#### [TASK INSTRUCTIONS]
Give the listing again character for character, but drop the images.
───── DATA ENTRIES ─────
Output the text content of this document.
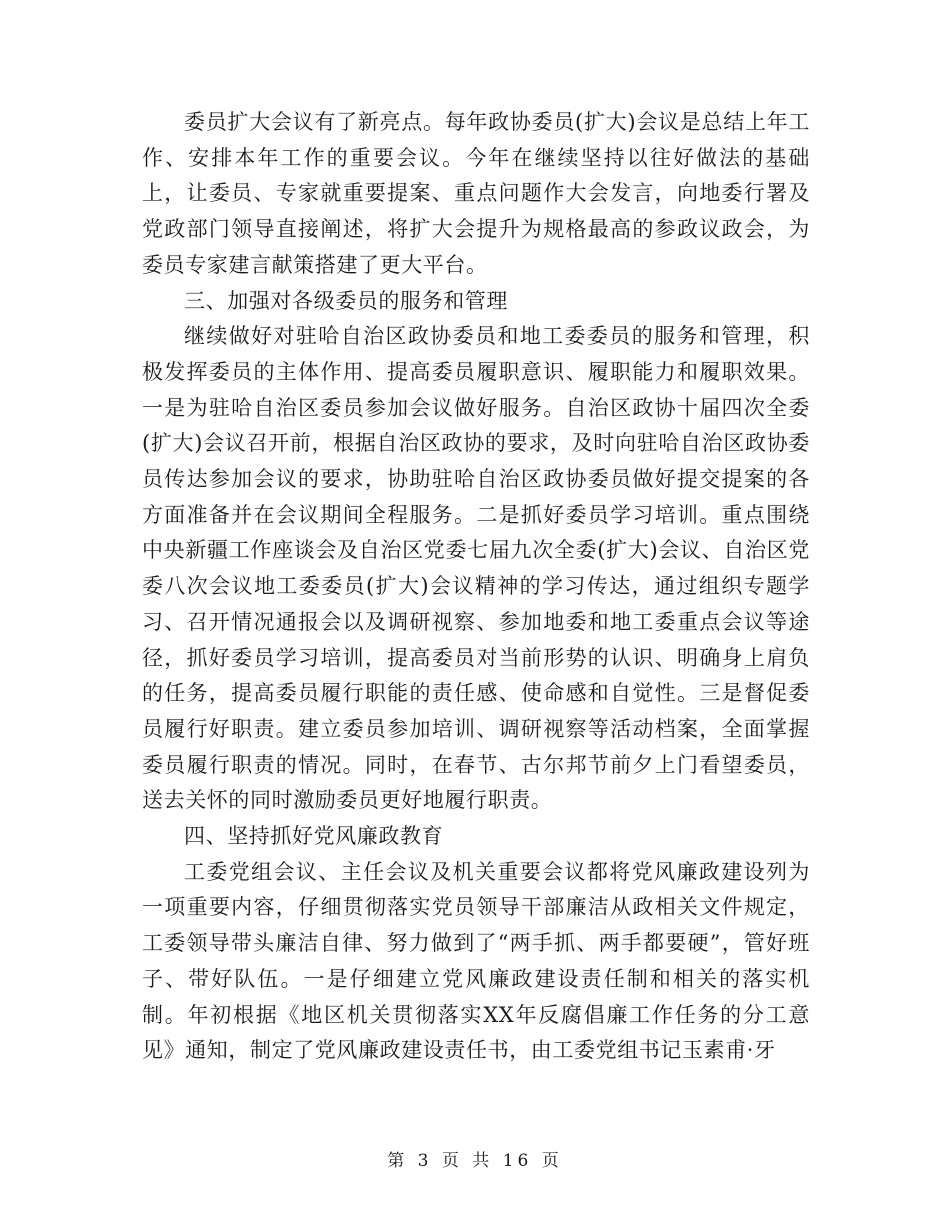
委员扩大会议有了新亮点。每年政协委员(扩大)会议是总结上年工作、安排本年工作的重要会议。今年在继续坚持以往好做法的基础上，让委员、专家就重要提案、重点问题作大会发言，向地委行署及党政部门领导直接阐述，将扩大会提升为规格最高的参政议政会，为委员专家建言献策搭建了更大平台。

三、加强对各级委员的服务和管理

继续做好对驻哈自治区政协委员和地工委委员的服务和管理，积极发挥委员的主体作用、提高委员履职意识、履职能力和履职效果。一是为驻哈自治区委员参加会议做好服务。自治区政协十届四次全委(扩大)会议召开前，根据自治区政协的要求，及时向驻哈自治区政协委员传达参加会议的要求，协助驻哈自治区政协委员做好提交提案的各方面准备并在会议期间全程服务。二是抓好委员学习培训。重点围绕中央新疆工作座谈会及自治区党委七届九次全委(扩大)会议、自治区党委八次会议地工委委员(扩大)会议精神的学习传达，通过组织专题学习、召开情况通报会以及调研视察、参加地委和地工委重点会议等途径，抓好委员学习培训，提高委员对当前形势的认识、明确身上肩负的任务，提高委员履行职能的责任感、使命感和自觉性。三是督促委员履行好职责。建立委员参加培训、调研视察等活动档案，全面掌握委员履行职责的情况。同时，在春节、古尔邦节前夕上门看望委员，送去关怀的同时激励委员更好地履行职责。

四、坚持抓好党风廉政教育

工委党组会议、主任会议及机关重要会议都将党风廉政建设列为一项重要内容，仔细贯彻落实党员领导干部廉洁从政相关文件规定，工委领导带头廉洁自律、努力做到了“两手抓、两手都要硬”，管好班子、带好队伍。一是仔细建立党风廉政建设责任制和相关的落实机制。年初根据《地区机关贯彻落实XX年反腐倡廉工作任务的分工意见》通知，制定了党风廉政建设责任书，由工委党组书记玉素甫·牙

第 3 页 共 16 页
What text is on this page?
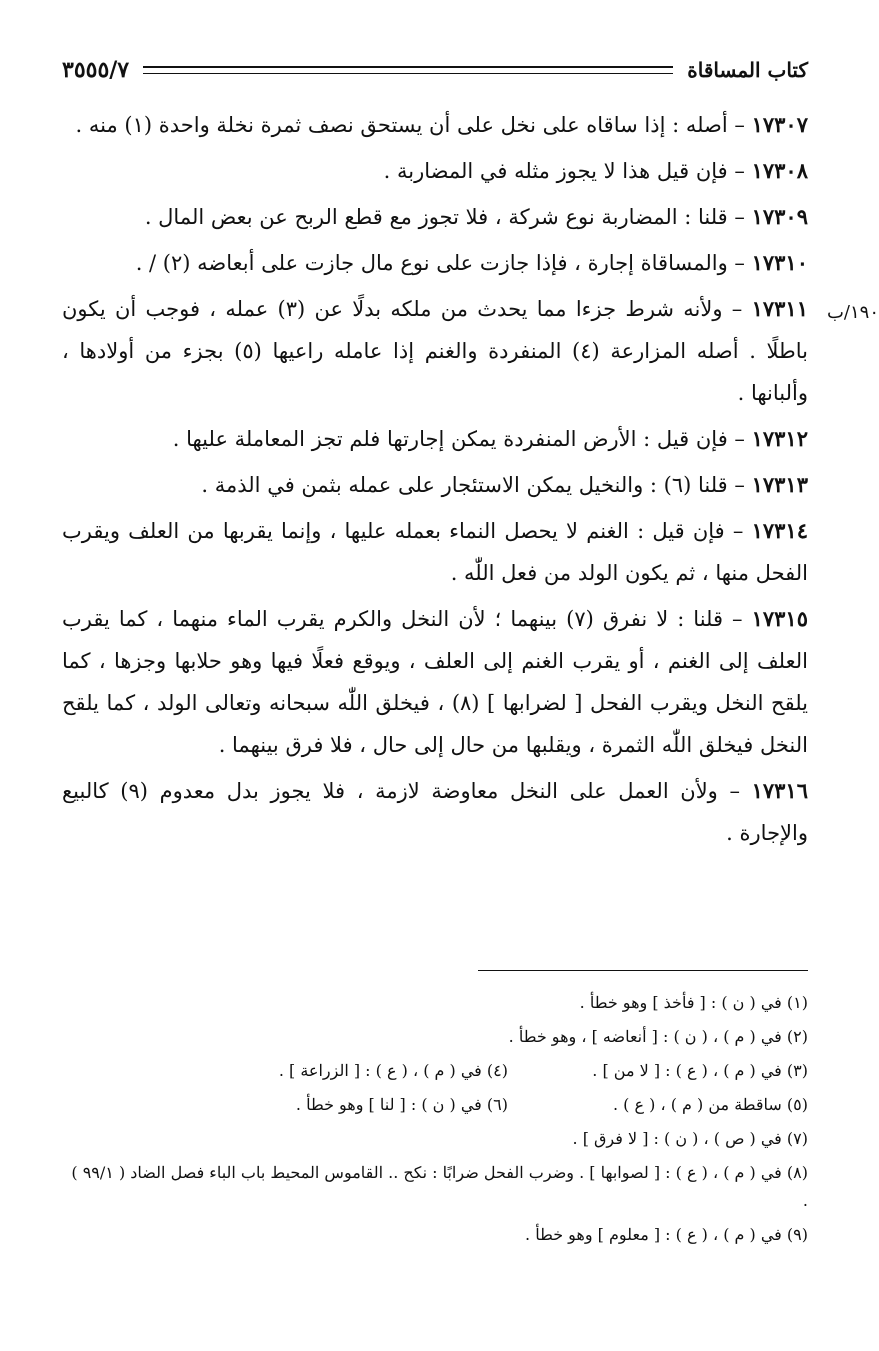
كتاب المساقاة
٣٥٥٥/٧
١٩٠/ب

١٧٣٠٧ – أصله : إذا ساقاه على نخل على أن يستحق نصف ثمرة نخلة واحدة (١) منه .

١٧٣٠٨ – فإن قيل هذا لا يجوز مثله في المضاربة .

١٧٣٠٩ – قلنا : المضاربة نوع شركة ، فلا تجوز مع قطع الربح عن بعض المال .

١٧٣١٠ – والمساقاة إجارة ، فإذا جازت على نوع مال جازت على أبعاضه (٢) / .

١٧٣١١ – ولأنه شرط جزءا مما يحدث من ملكه بدلًا عن (٣) عمله ، فوجب أن يكون باطلًا . أصله المزارعة (٤) المنفردة والغنم إذا عامله راعيها (٥) بجزء من أولادها ، وألبانها .

١٧٣١٢ – فإن قيل : الأرض المنفردة يمكن إجارتها فلم تجز المعاملة عليها .

١٧٣١٣ – قلنا (٦) : والنخيل يمكن الاستئجار على عمله بثمن في الذمة .

١٧٣١٤ – فإن قيل : الغنم لا يحصل النماء بعمله عليها ، وإنما يقربها من العلف ويقرب الفحل منها ، ثم يكون الولد من فعل اللّٰه .

١٧٣١٥ – قلنا : لا نفرق (٧) بينهما ؛ لأن النخل والكرم يقرب الماء منهما ، كما يقرب العلف إلى الغنم ، أو يقرب الغنم إلى العلف ، ويوقع فعلًا فيها وهو حلابها وجزها ، كما يلقح النخل ويقرب الفحل [ لضرابها ] (٨) ، فيخلق اللّٰه سبحانه وتعالى الولد ، كما يلقح النخل فيخلق اللّٰه الثمرة ، ويقلبها من حال إلى حال ، فلا فرق بينهما .

١٧٣١٦ – ولأن العمل على النخل معاوضة لازمة ، فلا يجوز بدل معدوم (٩) كالبيع والإجارة .

(١) في ( ن ) : [ فأخذ ] وهو خطأ .
(٢) في ( م ) ، ( ن ) : [ أنعاضه ] ، وهو خطأ .
(٣) في ( م ) ، ( ع ) : [ لا من ] .
(٤) في ( م ) ، ( ع ) : [ الزراعة ] .
(٥) ساقطة من ( م ) ، ( ع ) .
(٦) في ( ن ) : [ لنا ] وهو خطأ .
(٧) في ( ص ) ، ( ن ) : [ لا فرق ] .
(٨) في ( م ) ، ( ع ) : [ لصوابها ] . وضرب الفحل ضرابًا : نكح .. القاموس المحيط باب الباء فصل الضاد ( ٩٩/١ ) .
(٩) في ( م ) ، ( ع ) : [ معلوم ] وهو خطأ .
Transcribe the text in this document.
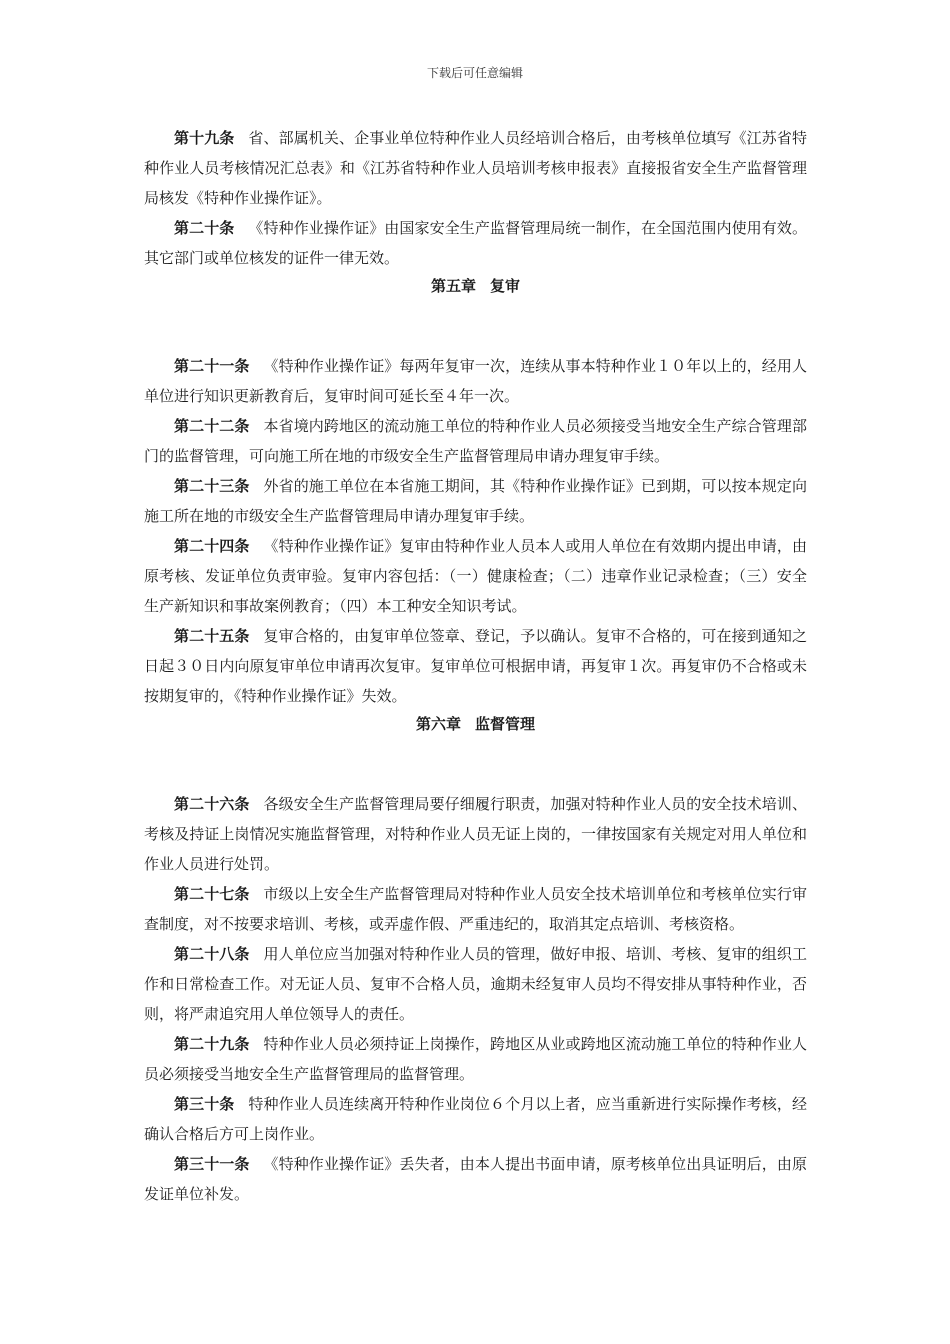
下载后可任意编辑

第十九条 省、部属机关、企事业单位特种作业人员经培训合格后，由考核单位填写《江苏省特种作业人员考核情况汇总表》和《江苏省特种作业人员培训考核申报表》直接报省安全生产监督管理局核发《特种作业操作证》。

第二十条 《特种作业操作证》由国家安全生产监督管理局统一制作，在全国范围内使用有效。其它部门或单位核发的证件一律无效。

第五章 复审

第二十一条 《特种作业操作证》每两年复审一次，连续从事本特种作业１０年以上的，经用人单位进行知识更新教育后，复审时间可延长至４年一次。

第二十二条 本省境内跨地区的流动施工单位的特种作业人员必须接受当地安全生产综合管理部门的监督管理，可向施工所在地的市级安全生产监督管理局申请办理复审手续。

第二十三条 外省的施工单位在本省施工期间，其《特种作业操作证》已到期，可以按本规定向施工所在地的市级安全生产监督管理局申请办理复审手续。

第二十四条 《特种作业操作证》复审由特种作业人员本人或用人单位在有效期内提出申请，由原考核、发证单位负责审验。复审内容包括：（一）健康检查；（二）违章作业记录检查；（三）安全生产新知识和事故案例教育；（四）本工种安全知识考试。

第二十五条 复审合格的，由复审单位签章、登记，予以确认。复审不合格的，可在接到通知之日起３０日内向原复审单位申请再次复审。复审单位可根据申请，再复审１次。再复审仍不合格或未按期复审的，《特种作业操作证》失效。

第六章 监督管理

第二十六条 各级安全生产监督管理局要仔细履行职责，加强对特种作业人员的安全技术培训、考核及持证上岗情况实施监督管理，对特种作业人员无证上岗的，一律按国家有关规定对用人单位和作业人员进行处罚。

第二十七条 市级以上安全生产监督管理局对特种作业人员安全技术培训单位和考核单位实行审查制度，对不按要求培训、考核，或弄虚作假、严重违纪的，取消其定点培训、考核资格。

第二十八条 用人单位应当加强对特种作业人员的管理，做好申报、培训、考核、复审的组织工作和日常检查工作。对无证人员、复审不合格人员，逾期未经复审人员均不得安排从事特种作业，否则，将严肃追究用人单位领导人的责任。

第二十九条 特种作业人员必须持证上岗操作，跨地区从业或跨地区流动施工单位的特种作业人员必须接受当地安全生产监督管理局的监督管理。

第三十条 特种作业人员连续离开特种作业岗位６个月以上者，应当重新进行实际操作考核，经确认合格后方可上岗作业。

第三十一条 《特种作业操作证》丢失者，由本人提出书面申请，原考核单位出具证明后，由原发证单位补发。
─────
#### [OUTPUT]
Output the text content of this document.
委员扩大会议有了新亮点。每年政协委员(扩大)会议是总结上年工作、安排本年工作的重要会议。今年在继续坚持以往好做法的基础上，让委员、专家就重要提案、重点问题作大会发言，向地委行署及党政部门领导直接阐述，将扩大会提升为规格最高的参政议政会，为委员专家建言献策搭建了更大平台。

三、加强对各级委员的服务和管理

继续做好对驻哈自治区政协委员和地工委委员的服务和管理，积极发挥委员的主体作用、提高委员履职意识、履职能力和履职效果。一是为驻哈自治区委员参加会议做好服务。自治区政协十届四次全委(扩大)会议召开前，根据自治区政协的要求，及时向驻哈自治区政协委员传达参加会议的要求，协助驻哈自治区政协委员做好提交提案的各方面准备并在会议期间全程服务。二是抓好委员学习培训。重点围绕中央新疆工作座谈会及自治区党委七届九次全委(扩大)会议、自治区党委八次会议地工委委员(扩大)会议精神的学习传达，通过组织专题学习、召开情况通报会以及调研视察、参加地委和地工委重点会议等途径，抓好委员学习培训，提高委员对当前形势的认识、明确身上肩负的任务，提高委员履行职能的责任感、使命感和自觉性。三是督促委员履行好职责。建立委员参加培训、调研视察等活动档案，全面掌握委员履行职责的情况。同时，在春节、古尔邦节前夕上门看望委员，送去关怀的同时激励委员更好地履行职责。

四、坚持抓好党风廉政教育

工委党组会议、主任会议及机关重要会议都将党风廉政建设列为一项重要内容，仔细贯彻落实党员领导干部廉洁从政相关文件规定，工委领导带头廉洁自律、努力做到了“两手抓、两手都要硬”，管好班子、带好队伍。一是仔细建立党风廉政建设责任制和相关的落实机制。年初根据《地区机关贯彻落实XX年反腐倡廉工作任务的分工意见》通知，制定了党风廉政建设责任书，由工委党组书记玉素甫·牙

第 3 页 共 16 页
What text is on this page?
كتاب المساقاة
٣٥٥٥/٧
١٩٠/ب

١٧٣٠٧ – أصله : إذا ساقاه على نخل على أن يستحق نصف ثمرة نخلة واحدة (١) منه .

١٧٣٠٨ – فإن قيل هذا لا يجوز مثله في المضاربة .

١٧٣٠٩ – قلنا : المضاربة نوع شركة ، فلا تجوز مع قطع الربح عن بعض المال .

١٧٣١٠ – والمساقاة إجارة ، فإذا جازت على نوع مال جازت على أبعاضه (٢) / .

١٧٣١١ – ولأنه شرط جزءا مما يحدث من ملكه بدلًا عن (٣) عمله ، فوجب أن يكون باطلًا . أصله المزارعة (٤) المنفردة والغنم إذا عامله راعيها (٥) بجزء من أولادها ، وألبانها .

١٧٣١٢ – فإن قيل : الأرض المنفردة يمكن إجارتها فلم تجز المعاملة عليها .

١٧٣١٣ – قلنا (٦) : والنخيل يمكن الاستئجار على عمله بثمن في الذمة .

١٧٣١٤ – فإن قيل : الغنم لا يحصل النماء بعمله عليها ، وإنما يقربها من العلف ويقرب الفحل منها ، ثم يكون الولد من فعل اللّٰه .

١٧٣١٥ – قلنا : لا نفرق (٧) بينهما ؛ لأن النخل والكرم يقرب الماء منهما ، كما يقرب العلف إلى الغنم ، أو يقرب الغنم إلى العلف ، ويوقع فعلًا فيها وهو حلابها وجزها ، كما يلقح النخل ويقرب الفحل [ لضرابها ] (٨) ، فيخلق اللّٰه سبحانه وتعالى الولد ، كما يلقح النخل فيخلق اللّٰه الثمرة ، ويقلبها من حال إلى حال ، فلا فرق بينهما .

١٧٣١٦ – ولأن العمل على النخل معاوضة لازمة ، فلا يجوز بدل معدوم (٩) كالبيع والإجارة .

(١) في ( ن ) : [ فأخذ ] وهو خطأ .
(٢) في ( م ) ، ( ن ) : [ أنعاضه ] ، وهو خطأ .
(٣) في ( م ) ، ( ع ) : [ لا من ] .
(٤) في ( م ) ، ( ع ) : [ الزراعة ] .
(٥) ساقطة من ( م ) ، ( ع ) .
(٦) في ( ن ) : [ لنا ] وهو خطأ .
(٧) في ( ص ) ، ( ن ) : [ لا فرق ] .
(٨) في ( م ) ، ( ع ) : [ لصوابها ] . وضرب الفحل ضرابًا : نكح .. القاموس المحيط باب الباء فصل الضاد ( ٩٩/١ ) .
(٩) في ( م ) ، ( ع ) : [ معلوم ] وهو خطأ .
Transcribe the text in this document.
下载后可任意编辑

第十九条 省、部属机关、企事业单位特种作业人员经培训合格后，由考核单位填写《江苏省特种作业人员考核情况汇总表》和《江苏省特种作业人员培训考核申报表》直接报省安全生产监督管理局核发《特种作业操作证》。

第二十条 《特种作业操作证》由国家安全生产监督管理局统一制作，在全国范围内使用有效。其它部门或单位核发的证件一律无效。

第五章 复审

第二十一条 《特种作业操作证》每两年复审一次，连续从事本特种作业１０年以上的，经用人单位进行知识更新教育后，复审时间可延长至４年一次。

第二十二条 本省境内跨地区的流动施工单位的特种作业人员必须接受当地安全生产综合管理部门的监督管理，可向施工所在地的市级安全生产监督管理局申请办理复审手续。

第二十三条 外省的施工单位在本省施工期间，其《特种作业操作证》已到期，可以按本规定向施工所在地的市级安全生产监督管理局申请办理复审手续。

第二十四条 《特种作业操作证》复审由特种作业人员本人或用人单位在有效期内提出申请，由原考核、发证单位负责审验。复审内容包括：（一）健康检查；（二）违章作业记录检查；（三）安全生产新知识和事故案例教育；（四）本工种安全知识考试。

第二十五条 复审合格的，由复审单位签章、登记，予以确认。复审不合格的，可在接到通知之日起３０日内向原复审单位申请再次复审。复审单位可根据申请，再复审１次。再复审仍不合格或未按期复审的，《特种作业操作证》失效。

第六章 监督管理

第二十六条 各级安全生产监督管理局要仔细履行职责，加强对特种作业人员的安全技术培训、考核及持证上岗情况实施监督管理，对特种作业人员无证上岗的，一律按国家有关规定对用人单位和作业人员进行处罚。

第二十七条 市级以上安全生产监督管理局对特种作业人员安全技术培训单位和考核单位实行审查制度，对不按要求培训、考核，或弄虚作假、严重违纪的，取消其定点培训、考核资格。

第二十八条 用人单位应当加强对特种作业人员的管理，做好申报、培训、考核、复审的组织工作和日常检查工作。对无证人员、复审不合格人员，逾期未经复审人员均不得安排从事特种作业，否则，将严肃追究用人单位领导人的责任。

第二十九条 特种作业人员必须持证上岗操作，跨地区从业或跨地区流动施工单位的特种作业人员必须接受当地安全生产监督管理局的监督管理。

第三十条 特种作业人员连续离开特种作业岗位６个月以上者，应当重新进行实际操作考核，经确认合格后方可上岗作业。

第三十一条 《特种作业操作证》丢失者，由本人提出书面申请，原考核单位出具证明后，由原发证单位补发。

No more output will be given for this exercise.